— BEGIN DATASET EXCERPTS —

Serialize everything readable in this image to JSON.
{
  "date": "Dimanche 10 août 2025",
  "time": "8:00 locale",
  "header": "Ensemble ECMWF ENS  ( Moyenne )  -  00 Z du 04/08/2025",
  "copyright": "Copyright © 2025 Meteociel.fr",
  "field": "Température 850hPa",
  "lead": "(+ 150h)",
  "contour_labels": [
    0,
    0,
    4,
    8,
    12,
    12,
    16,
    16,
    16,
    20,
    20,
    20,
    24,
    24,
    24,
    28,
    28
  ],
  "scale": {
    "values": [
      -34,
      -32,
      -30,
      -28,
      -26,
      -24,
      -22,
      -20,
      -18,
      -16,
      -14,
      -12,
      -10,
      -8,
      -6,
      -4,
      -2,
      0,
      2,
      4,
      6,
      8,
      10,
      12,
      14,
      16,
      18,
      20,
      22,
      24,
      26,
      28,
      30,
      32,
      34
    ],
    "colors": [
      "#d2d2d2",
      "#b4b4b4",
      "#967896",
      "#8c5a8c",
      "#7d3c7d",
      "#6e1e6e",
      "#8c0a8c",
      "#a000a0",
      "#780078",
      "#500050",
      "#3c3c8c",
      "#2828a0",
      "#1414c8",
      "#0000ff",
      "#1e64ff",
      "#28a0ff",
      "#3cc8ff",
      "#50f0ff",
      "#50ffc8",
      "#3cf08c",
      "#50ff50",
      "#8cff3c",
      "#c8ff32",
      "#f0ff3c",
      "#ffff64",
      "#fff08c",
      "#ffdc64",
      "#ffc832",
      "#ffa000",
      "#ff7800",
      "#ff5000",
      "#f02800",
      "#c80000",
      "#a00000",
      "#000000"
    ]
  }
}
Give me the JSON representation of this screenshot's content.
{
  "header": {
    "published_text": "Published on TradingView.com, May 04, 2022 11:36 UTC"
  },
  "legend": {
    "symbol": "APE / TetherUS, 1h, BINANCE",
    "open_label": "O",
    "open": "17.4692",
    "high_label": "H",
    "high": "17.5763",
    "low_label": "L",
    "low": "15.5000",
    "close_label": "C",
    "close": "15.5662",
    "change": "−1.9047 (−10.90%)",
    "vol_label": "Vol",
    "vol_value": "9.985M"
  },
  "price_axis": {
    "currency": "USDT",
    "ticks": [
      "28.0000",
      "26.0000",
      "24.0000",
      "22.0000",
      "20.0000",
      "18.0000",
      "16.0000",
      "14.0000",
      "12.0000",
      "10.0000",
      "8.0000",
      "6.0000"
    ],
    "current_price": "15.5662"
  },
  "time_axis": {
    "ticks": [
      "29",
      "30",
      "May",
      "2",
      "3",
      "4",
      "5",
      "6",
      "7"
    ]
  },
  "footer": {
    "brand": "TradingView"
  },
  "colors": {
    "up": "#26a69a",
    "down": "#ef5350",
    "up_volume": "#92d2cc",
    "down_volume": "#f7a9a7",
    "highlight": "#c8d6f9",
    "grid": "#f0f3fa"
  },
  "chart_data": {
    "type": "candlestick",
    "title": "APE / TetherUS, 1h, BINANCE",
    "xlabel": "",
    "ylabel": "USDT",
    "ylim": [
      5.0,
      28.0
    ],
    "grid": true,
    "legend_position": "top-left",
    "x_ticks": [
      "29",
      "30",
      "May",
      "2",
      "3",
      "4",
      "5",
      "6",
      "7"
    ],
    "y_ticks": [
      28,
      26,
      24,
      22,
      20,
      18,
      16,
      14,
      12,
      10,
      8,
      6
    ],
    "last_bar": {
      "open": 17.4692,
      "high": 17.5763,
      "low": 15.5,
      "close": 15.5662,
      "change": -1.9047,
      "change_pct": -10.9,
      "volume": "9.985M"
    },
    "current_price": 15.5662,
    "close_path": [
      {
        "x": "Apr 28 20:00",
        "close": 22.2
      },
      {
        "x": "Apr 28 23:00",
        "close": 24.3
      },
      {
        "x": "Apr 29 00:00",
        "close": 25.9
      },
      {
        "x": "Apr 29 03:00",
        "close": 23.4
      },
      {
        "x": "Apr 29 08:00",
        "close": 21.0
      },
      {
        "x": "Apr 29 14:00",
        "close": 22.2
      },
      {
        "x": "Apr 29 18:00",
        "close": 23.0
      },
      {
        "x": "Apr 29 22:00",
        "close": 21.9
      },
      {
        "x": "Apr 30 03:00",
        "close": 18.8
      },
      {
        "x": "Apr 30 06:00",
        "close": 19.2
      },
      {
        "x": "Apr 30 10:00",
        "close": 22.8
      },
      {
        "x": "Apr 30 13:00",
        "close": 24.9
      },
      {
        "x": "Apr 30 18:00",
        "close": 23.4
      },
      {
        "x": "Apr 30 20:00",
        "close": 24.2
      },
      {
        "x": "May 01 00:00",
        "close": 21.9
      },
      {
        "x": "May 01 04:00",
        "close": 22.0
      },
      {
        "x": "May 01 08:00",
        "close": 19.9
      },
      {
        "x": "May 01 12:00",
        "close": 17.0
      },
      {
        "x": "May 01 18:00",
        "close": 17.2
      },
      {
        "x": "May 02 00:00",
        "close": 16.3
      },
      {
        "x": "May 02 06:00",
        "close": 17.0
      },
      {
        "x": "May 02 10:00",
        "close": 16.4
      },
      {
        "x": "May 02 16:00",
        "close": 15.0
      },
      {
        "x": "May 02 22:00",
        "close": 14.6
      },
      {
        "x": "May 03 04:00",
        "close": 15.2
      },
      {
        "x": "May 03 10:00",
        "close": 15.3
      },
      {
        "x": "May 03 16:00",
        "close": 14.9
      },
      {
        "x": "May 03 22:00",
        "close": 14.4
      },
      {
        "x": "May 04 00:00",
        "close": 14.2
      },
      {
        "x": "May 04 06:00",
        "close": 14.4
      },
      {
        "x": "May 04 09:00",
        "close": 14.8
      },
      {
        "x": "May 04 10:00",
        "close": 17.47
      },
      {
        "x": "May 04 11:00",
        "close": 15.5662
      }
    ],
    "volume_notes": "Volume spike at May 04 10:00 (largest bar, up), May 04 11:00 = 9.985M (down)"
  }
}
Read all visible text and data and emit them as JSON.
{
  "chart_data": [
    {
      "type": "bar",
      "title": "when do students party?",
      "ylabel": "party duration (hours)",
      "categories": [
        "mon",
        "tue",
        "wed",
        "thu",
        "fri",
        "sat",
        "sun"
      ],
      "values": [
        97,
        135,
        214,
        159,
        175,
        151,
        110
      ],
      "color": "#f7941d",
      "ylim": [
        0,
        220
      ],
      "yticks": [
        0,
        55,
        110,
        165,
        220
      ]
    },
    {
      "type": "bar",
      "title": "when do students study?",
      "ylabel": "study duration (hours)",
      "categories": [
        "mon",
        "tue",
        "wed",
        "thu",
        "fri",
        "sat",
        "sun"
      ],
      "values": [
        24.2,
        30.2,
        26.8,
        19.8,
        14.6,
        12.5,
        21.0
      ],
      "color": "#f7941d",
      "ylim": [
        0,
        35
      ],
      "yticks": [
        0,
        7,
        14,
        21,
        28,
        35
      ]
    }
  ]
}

— END DATASET EXCERPTS —

▸ REQUIREMENTS
Extract each line from the entries above that contains the string "party".

▸ REPLY
      "title": "when do students party?",
      "ylabel": "party duration (hours)",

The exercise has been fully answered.